>> begin Material shown
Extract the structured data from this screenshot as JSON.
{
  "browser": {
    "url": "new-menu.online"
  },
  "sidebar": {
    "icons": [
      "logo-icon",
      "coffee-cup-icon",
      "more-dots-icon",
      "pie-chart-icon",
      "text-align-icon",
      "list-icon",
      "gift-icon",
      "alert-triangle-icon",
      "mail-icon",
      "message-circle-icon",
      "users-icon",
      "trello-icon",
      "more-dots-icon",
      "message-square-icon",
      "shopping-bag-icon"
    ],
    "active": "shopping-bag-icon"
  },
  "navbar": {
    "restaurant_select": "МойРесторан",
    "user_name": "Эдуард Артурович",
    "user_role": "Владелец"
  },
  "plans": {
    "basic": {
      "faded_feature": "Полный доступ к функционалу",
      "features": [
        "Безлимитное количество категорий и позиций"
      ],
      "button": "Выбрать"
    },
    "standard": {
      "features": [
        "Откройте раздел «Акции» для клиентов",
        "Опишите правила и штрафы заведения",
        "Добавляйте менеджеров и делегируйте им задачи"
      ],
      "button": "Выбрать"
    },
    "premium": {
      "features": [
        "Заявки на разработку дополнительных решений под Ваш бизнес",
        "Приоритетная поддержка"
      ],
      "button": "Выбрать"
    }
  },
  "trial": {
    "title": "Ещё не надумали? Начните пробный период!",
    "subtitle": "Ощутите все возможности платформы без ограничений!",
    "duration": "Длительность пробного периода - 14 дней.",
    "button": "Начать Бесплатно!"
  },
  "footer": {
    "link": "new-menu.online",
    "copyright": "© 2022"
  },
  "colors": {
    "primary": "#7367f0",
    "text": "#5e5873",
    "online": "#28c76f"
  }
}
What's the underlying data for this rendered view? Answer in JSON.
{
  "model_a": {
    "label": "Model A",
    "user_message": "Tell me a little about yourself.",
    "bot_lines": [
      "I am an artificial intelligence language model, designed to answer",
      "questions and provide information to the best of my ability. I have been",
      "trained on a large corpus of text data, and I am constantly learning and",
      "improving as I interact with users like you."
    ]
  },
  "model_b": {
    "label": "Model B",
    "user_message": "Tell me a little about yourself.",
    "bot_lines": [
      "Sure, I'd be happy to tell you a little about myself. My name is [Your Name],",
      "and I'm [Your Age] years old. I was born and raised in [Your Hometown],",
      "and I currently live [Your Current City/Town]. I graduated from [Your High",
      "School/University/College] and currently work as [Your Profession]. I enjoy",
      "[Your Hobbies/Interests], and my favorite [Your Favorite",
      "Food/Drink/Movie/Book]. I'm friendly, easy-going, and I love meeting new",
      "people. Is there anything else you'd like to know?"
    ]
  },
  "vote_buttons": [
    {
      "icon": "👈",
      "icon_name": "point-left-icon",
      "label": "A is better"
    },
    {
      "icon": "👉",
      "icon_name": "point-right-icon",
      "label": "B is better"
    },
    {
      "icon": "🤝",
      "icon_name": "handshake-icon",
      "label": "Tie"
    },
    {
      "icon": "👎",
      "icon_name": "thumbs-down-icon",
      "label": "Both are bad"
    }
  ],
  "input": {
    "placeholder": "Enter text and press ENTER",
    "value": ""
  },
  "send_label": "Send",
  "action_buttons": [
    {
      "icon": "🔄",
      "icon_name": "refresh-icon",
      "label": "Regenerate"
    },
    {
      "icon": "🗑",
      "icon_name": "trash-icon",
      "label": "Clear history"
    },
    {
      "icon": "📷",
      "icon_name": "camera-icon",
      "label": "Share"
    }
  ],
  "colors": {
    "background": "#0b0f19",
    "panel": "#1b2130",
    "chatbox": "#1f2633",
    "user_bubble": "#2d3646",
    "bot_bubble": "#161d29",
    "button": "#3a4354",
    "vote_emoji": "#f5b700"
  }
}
>> end Material shown
Reproduce the listing above word for word.

Extract the structured data from this screenshot as JSON.
{
  "browser": {
    "url": "new-menu.online"
  },
  "sidebar": {
    "icons": [
      "logo-icon",
      "coffee-cup-icon",
      "more-dots-icon",
      "pie-chart-icon",
      "text-align-icon",
      "list-icon",
      "gift-icon",
      "alert-triangle-icon",
      "mail-icon",
      "message-circle-icon",
      "users-icon",
      "trello-icon",
      "more-dots-icon",
      "message-square-icon",
      "shopping-bag-icon"
    ],
    "active": "shopping-bag-icon"
  },
  "navbar": {
    "restaurant_select": "МойРесторан",
    "user_name": "Эдуард Артурович",
    "user_role": "Владелец"
  },
  "plans": {
    "basic": {
      "faded_feature": "Полный доступ к функционалу",
      "features": [
        "Безлимитное количество категорий и позиций"
      ],
      "button": "Выбрать"
    },
    "standard": {
      "features": [
        "Откройте раздел «Акции» для клиентов",
        "Опишите правила и штрафы заведения",
        "Добавляйте менеджеров и делегируйте им задачи"
      ],
      "button": "Выбрать"
    },
    "premium": {
      "features": [
        "Заявки на разработку дополнительных решений под Ваш бизнес",
        "Приоритетная поддержка"
      ],
      "button": "Выбрать"
    }
  },
  "trial": {
    "title": "Ещё не надумали? Начните пробный период!",
    "subtitle": "Ощутите все возможности платформы без ограничений!",
    "duration": "Длительность пробного периода - 14 дней.",
    "button": "Начать Бесплатно!"
  },
  "footer": {
    "link": "new-menu.online",
    "copyright": "© 2022"
  },
  "colors": {
    "primary": "#7367f0",
    "text": "#5e5873",
    "online": "#28c76f"
  }
}
What's the underlying data for this rendered view? Answer in JSON.
{
  "model_a": {
    "label": "Model A",
    "user_message": "Tell me a little about yourself.",
    "bot_lines": [
      "I am an artificial intelligence language model, designed to answer",
      "questions and provide information to the best of my ability. I have been",
      "trained on a large corpus of text data, and I am constantly learning and",
      "improving as I interact with users like you."
    ]
  },
  "model_b": {
    "label": "Model B",
    "user_message": "Tell me a little about yourself.",
    "bot_lines": [
      "Sure, I'd be happy to tell you a little about myself. My name is [Your Name],",
      "and I'm [Your Age] years old. I was born and raised in [Your Hometown],",
      "and I currently live [Your Current City/Town]. I graduated from [Your High",
      "School/University/College] and currently work as [Your Profession]. I enjoy",
      "[Your Hobbies/Interests], and my favorite [Your Favorite",
      "Food/Drink/Movie/Book]. I'm friendly, easy-going, and I love meeting new",
      "people. Is there anything else you'd like to know?"
    ]
  },
  "vote_buttons": [
    {
      "icon": "👈",
      "icon_name": "point-left-icon",
      "label": "A is better"
    },
    {
      "icon": "👉",
      "icon_name": "point-right-icon",
      "label": "B is better"
    },
    {
      "icon": "🤝",
      "icon_name": "handshake-icon",
      "label": "Tie"
    },
    {
      "icon": "👎",
      "icon_name": "thumbs-down-icon",
      "label": "Both are bad"
    }
  ],
  "input": {
    "placeholder": "Enter text and press ENTER",
    "value": ""
  },
  "send_label": "Send",
  "action_buttons": [
    {
      "icon": "🔄",
      "icon_name": "refresh-icon",
      "label": "Regenerate"
    },
    {
      "icon": "🗑",
      "icon_name": "trash-icon",
      "label": "Clear history"
    },
    {
      "icon": "📷",
      "icon_name": "camera-icon",
      "label": "Share"
    }
  ],
  "colors": {
    "background": "#0b0f19",
    "panel": "#1b2130",
    "chatbox": "#1f2633",
    "user_bubble": "#2d3646",
    "bot_bubble": "#161d29",
    "button": "#3a4354",
    "vote_emoji": "#f5b700"
  }
}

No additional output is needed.